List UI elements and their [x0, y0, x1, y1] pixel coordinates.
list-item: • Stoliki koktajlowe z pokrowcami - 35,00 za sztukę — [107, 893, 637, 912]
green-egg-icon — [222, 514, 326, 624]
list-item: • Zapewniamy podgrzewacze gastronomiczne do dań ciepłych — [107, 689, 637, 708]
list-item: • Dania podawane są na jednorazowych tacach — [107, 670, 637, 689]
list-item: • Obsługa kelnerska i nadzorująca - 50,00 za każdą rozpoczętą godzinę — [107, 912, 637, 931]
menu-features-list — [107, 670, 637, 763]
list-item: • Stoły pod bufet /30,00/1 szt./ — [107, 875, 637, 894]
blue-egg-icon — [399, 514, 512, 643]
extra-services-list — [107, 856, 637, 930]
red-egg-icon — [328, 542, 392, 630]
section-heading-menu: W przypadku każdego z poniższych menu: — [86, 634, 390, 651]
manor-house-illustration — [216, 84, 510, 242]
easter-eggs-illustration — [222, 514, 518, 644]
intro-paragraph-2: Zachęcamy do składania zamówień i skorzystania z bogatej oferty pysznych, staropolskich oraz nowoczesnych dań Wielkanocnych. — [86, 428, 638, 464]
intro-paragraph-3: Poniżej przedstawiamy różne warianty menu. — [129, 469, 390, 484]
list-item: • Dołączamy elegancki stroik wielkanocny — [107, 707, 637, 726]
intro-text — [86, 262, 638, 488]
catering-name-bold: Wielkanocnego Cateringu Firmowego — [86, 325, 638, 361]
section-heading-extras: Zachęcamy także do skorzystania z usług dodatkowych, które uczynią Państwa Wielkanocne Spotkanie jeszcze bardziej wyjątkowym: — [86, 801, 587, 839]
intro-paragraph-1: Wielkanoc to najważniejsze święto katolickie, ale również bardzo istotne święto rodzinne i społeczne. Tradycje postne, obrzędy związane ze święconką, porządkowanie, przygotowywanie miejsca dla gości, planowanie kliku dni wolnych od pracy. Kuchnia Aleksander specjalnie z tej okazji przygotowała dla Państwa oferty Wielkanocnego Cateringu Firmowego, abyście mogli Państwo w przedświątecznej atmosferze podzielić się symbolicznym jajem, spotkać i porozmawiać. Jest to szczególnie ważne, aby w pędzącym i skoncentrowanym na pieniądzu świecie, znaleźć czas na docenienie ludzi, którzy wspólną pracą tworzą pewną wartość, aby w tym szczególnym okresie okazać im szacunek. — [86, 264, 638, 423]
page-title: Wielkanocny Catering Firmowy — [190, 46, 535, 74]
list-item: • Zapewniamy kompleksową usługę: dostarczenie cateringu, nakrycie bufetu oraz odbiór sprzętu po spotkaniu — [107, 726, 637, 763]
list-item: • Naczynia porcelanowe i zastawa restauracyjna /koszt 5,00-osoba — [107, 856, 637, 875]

--------------------------------

■ Work instructions ■
Edit the entries above so that each "list-item" becomes "bullet-item", and keep everything else the same.

■ Finished task ■
List UI elements and their [x0, y0, x1, y1] pixel coordinates.
bullet-item: • Stoliki koktajlowe z pokrowcami - 35,00 za sztukę — [107, 893, 637, 912]
green-egg-icon — [222, 514, 326, 624]
bullet-item: • Zapewniamy podgrzewacze gastronomiczne do dań ciepłych — [107, 689, 637, 708]
bullet-item: • Dania podawane są na jednorazowych tacach — [107, 670, 637, 689]
bullet-item: • Obsługa kelnerska i nadzorująca - 50,00 za każdą rozpoczętą godzinę — [107, 912, 637, 931]
menu-features-list — [107, 670, 637, 763]
bullet-item: • Stoły pod bufet /30,00/1 szt./ — [107, 875, 637, 894]
blue-egg-icon — [399, 514, 512, 643]
extra-services-list — [107, 856, 637, 930]
red-egg-icon — [328, 542, 392, 630]
section-heading-menu: W przypadku każdego z poniższych menu: — [86, 634, 390, 651]
manor-house-illustration — [216, 84, 510, 242]
easter-eggs-illustration — [222, 514, 518, 644]
intro-paragraph-2: Zachęcamy do składania zamówień i skorzystania z bogatej oferty pysznych, staropolskich oraz nowoczesnych dań Wielkanocnych. — [86, 428, 638, 464]
intro-paragraph-3: Poniżej przedstawiamy różne warianty menu. — [129, 469, 390, 484]
bullet-item: • Dołączamy elegancki stroik wielkanocny — [107, 707, 637, 726]
intro-text — [86, 262, 638, 488]
catering-name-bold: Wielkanocnego Cateringu Firmowego — [86, 325, 638, 361]
section-heading-extras: Zachęcamy także do skorzystania z usług dodatkowych, które uczynią Państwa Wielkanocne Spotkanie jeszcze bardziej wyjątkowym: — [86, 801, 587, 839]
intro-paragraph-1: Wielkanoc to najważniejsze święto katolickie, ale również bardzo istotne święto rodzinne i społeczne. Tradycje postne, obrzędy związane ze święconką, porządkowanie, przygotowywanie miejsca dla gości, planowanie kliku dni wolnych od pracy. Kuchnia Aleksander specjalnie z tej okazji przygotowała dla Państwa oferty Wielkanocnego Cateringu Firmowego, abyście mogli Państwo w przedświątecznej atmosferze podzielić się symbolicznym jajem, spotkać i porozmawiać. Jest to szczególnie ważne, aby w pędzącym i skoncentrowanym na pieniądzu świecie, znaleźć czas na docenienie ludzi, którzy wspólną pracą tworzą pewną wartość, aby w tym szczególnym okresie okazać im szacunek. — [86, 264, 638, 423]
page-title: Wielkanocny Catering Firmowy — [190, 46, 535, 74]
bullet-item: • Zapewniamy kompleksową usługę: dostarczenie cateringu, nakrycie bufetu oraz odbiór sprzętu po spotkaniu — [107, 726, 637, 763]
bullet-item: • Naczynia porcelanowe i zastawa restauracyjna /koszt 5,00-osoba — [107, 856, 637, 875]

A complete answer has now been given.